[Stated exercise]
Give only the number of lines in the records below that contain the word "marker".

□ □ □ □ □ □ □

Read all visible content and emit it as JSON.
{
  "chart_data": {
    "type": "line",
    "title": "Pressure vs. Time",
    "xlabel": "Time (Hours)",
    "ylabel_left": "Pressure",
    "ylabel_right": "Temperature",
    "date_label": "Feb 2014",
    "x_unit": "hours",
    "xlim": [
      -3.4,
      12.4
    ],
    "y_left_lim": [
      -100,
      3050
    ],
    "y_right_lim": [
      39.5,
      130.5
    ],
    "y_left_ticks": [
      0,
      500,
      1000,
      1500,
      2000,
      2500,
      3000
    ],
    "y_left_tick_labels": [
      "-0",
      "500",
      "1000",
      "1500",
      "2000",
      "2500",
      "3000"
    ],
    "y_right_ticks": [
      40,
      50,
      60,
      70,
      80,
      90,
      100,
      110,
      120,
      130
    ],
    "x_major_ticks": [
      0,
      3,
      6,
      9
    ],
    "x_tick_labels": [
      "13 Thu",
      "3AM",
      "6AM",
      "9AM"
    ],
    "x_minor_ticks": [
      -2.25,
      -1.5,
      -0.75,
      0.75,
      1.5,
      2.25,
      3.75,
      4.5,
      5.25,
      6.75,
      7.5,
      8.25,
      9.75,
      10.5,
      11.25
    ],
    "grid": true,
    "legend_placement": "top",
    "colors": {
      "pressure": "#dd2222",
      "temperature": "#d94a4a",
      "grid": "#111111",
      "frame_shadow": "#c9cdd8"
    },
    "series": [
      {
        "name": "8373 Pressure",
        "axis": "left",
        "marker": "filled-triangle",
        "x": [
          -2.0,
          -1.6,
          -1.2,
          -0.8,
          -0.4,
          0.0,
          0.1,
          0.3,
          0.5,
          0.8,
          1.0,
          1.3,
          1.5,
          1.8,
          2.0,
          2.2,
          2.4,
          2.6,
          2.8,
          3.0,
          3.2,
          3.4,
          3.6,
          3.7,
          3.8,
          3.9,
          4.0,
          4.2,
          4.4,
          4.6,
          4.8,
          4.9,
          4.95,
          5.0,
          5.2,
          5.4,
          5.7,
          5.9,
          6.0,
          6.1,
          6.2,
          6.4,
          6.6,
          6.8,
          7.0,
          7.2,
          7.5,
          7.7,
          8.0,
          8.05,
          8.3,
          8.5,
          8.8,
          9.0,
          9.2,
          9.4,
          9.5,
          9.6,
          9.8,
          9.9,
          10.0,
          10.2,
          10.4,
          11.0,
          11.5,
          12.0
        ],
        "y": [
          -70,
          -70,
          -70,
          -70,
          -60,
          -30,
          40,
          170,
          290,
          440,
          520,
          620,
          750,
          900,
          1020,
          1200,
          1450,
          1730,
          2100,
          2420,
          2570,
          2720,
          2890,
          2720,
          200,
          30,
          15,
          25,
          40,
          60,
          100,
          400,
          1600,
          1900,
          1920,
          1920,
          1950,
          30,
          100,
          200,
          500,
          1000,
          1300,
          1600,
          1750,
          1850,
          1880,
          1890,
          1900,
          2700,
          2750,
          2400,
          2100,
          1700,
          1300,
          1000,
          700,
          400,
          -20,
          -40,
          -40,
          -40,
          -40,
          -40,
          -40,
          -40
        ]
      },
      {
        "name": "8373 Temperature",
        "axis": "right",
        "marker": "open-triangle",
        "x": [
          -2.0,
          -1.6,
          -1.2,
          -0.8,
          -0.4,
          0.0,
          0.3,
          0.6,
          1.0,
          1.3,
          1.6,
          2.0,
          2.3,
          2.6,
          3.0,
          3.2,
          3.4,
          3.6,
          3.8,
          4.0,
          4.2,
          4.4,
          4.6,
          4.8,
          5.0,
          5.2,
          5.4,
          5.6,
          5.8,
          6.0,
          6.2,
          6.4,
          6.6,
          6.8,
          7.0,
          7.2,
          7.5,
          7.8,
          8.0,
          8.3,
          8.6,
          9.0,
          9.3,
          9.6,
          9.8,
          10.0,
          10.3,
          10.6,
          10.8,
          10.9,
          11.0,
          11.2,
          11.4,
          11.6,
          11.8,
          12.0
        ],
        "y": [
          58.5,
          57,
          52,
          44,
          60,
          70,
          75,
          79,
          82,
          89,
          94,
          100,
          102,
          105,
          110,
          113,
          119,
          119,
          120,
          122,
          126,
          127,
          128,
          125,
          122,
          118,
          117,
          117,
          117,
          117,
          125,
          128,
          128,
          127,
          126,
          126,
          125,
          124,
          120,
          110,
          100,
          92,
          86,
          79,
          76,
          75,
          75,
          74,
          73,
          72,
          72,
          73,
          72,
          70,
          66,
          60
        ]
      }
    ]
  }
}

□ □ □ □ □ □ □

[Answer to the problem]
2